╭─ DATASET

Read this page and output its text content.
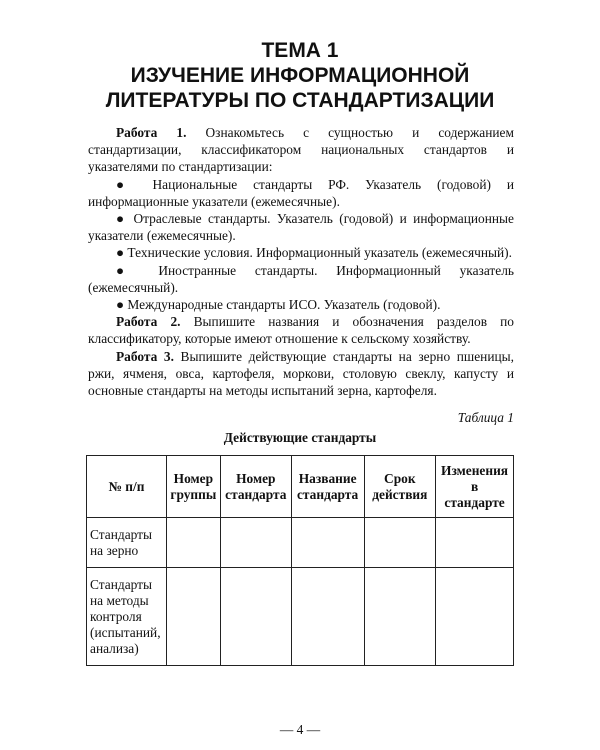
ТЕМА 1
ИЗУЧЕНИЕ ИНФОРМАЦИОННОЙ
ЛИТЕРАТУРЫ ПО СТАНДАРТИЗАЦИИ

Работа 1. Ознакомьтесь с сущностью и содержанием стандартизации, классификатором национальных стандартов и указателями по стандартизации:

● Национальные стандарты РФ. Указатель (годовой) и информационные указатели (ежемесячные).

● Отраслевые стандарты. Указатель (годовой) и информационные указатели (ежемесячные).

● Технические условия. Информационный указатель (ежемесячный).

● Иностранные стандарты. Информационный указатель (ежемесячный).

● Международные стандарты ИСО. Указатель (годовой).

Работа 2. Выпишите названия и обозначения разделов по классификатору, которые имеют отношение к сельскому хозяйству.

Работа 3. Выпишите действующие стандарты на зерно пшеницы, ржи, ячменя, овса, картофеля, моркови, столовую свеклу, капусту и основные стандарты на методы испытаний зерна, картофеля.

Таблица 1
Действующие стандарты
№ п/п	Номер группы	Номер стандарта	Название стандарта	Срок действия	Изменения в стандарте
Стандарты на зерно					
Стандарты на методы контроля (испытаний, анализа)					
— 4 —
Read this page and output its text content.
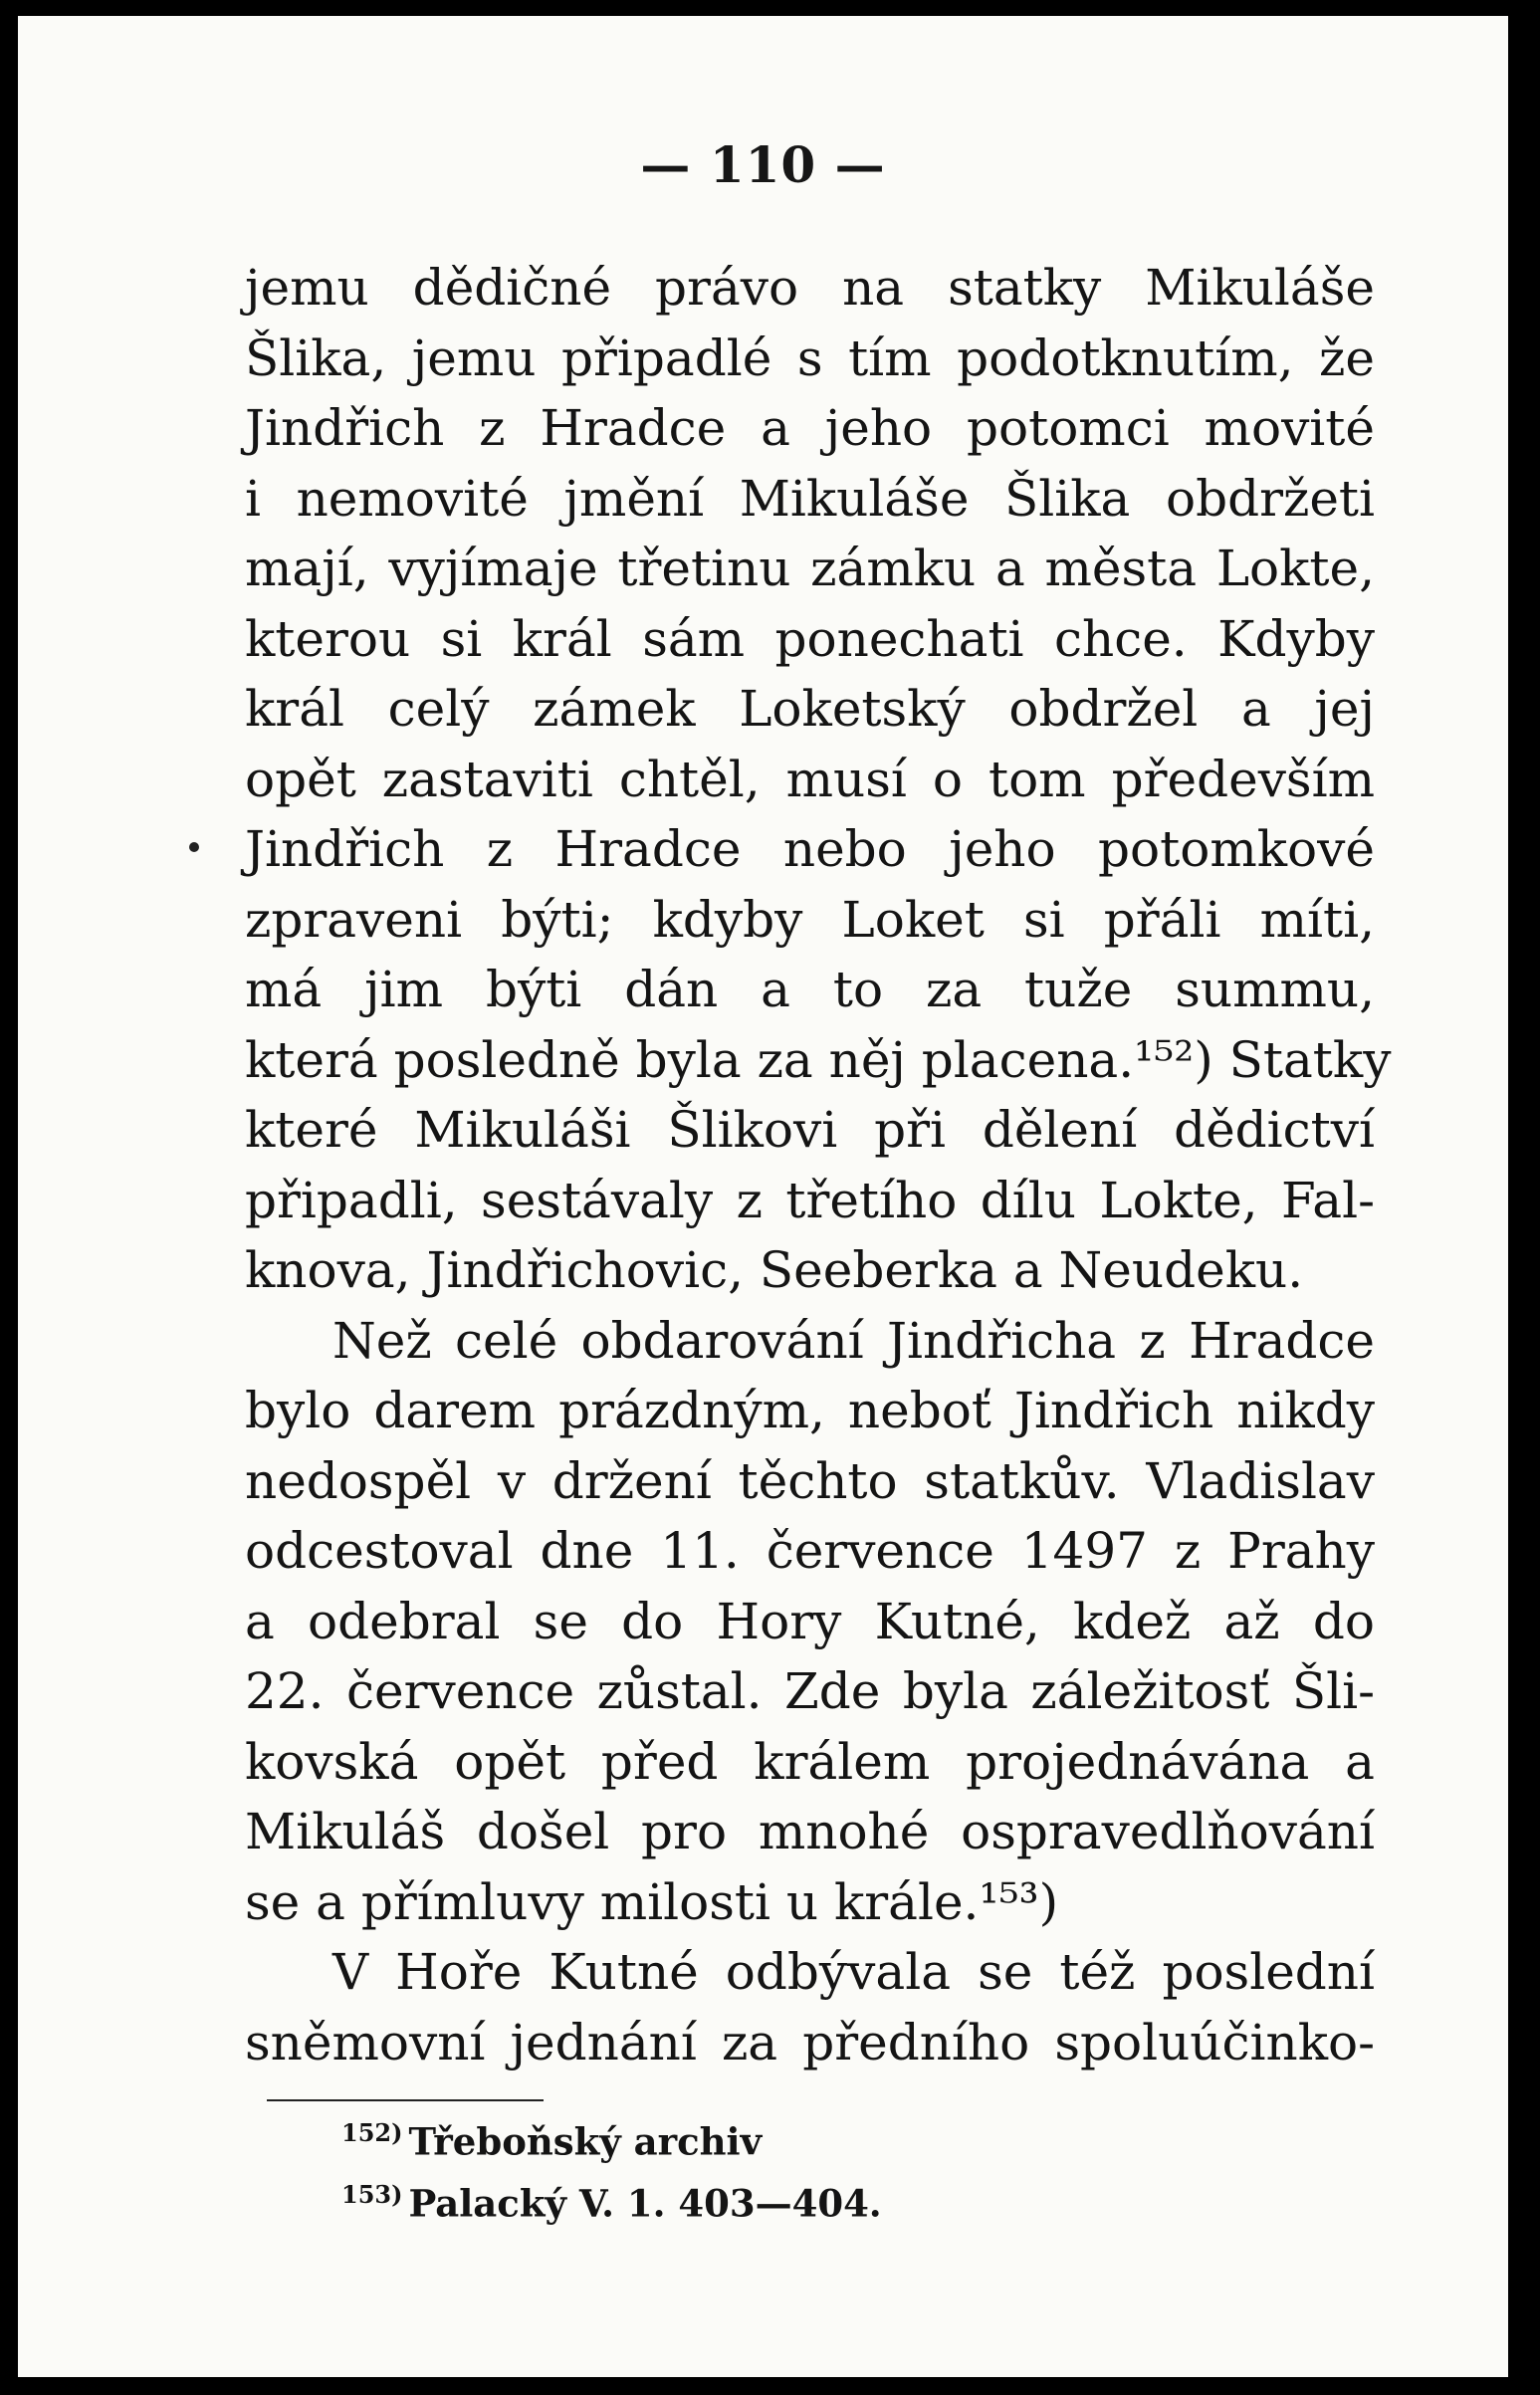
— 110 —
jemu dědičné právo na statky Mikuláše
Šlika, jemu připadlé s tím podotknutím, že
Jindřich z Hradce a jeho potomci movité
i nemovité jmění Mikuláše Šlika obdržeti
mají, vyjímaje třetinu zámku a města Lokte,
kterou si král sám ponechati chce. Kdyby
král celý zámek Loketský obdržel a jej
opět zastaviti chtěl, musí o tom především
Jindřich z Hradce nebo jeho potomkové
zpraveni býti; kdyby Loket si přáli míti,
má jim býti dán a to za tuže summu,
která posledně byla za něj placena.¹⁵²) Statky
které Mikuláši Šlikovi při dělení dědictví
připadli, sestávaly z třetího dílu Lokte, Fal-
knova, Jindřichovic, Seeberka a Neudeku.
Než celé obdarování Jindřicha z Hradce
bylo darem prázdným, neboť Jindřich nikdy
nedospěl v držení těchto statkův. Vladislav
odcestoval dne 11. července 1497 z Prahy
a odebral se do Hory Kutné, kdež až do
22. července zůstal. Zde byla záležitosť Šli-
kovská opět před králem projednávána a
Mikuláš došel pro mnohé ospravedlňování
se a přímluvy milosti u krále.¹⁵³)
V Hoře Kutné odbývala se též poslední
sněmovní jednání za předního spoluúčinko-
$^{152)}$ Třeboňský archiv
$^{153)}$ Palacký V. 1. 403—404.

╰─
╭─ DATASET

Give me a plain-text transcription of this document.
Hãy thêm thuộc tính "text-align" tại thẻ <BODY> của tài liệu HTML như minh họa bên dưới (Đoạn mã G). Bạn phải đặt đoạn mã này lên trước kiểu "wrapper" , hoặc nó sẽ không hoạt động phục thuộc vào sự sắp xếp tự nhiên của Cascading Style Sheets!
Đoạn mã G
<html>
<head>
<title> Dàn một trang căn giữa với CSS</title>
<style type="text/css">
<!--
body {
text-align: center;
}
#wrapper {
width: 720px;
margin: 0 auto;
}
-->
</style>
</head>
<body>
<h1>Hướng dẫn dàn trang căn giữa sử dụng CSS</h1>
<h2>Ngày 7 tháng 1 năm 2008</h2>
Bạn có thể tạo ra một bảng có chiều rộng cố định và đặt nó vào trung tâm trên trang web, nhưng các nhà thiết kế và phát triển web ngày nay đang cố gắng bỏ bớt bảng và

╰─

Which lines hold the string "giữa"? Copy all of them from the data above.

<title> Dàn một trang căn giữa với CSS</title>
<h1>Hướng dẫn dàn trang căn giữa sử dụng CSS</h1>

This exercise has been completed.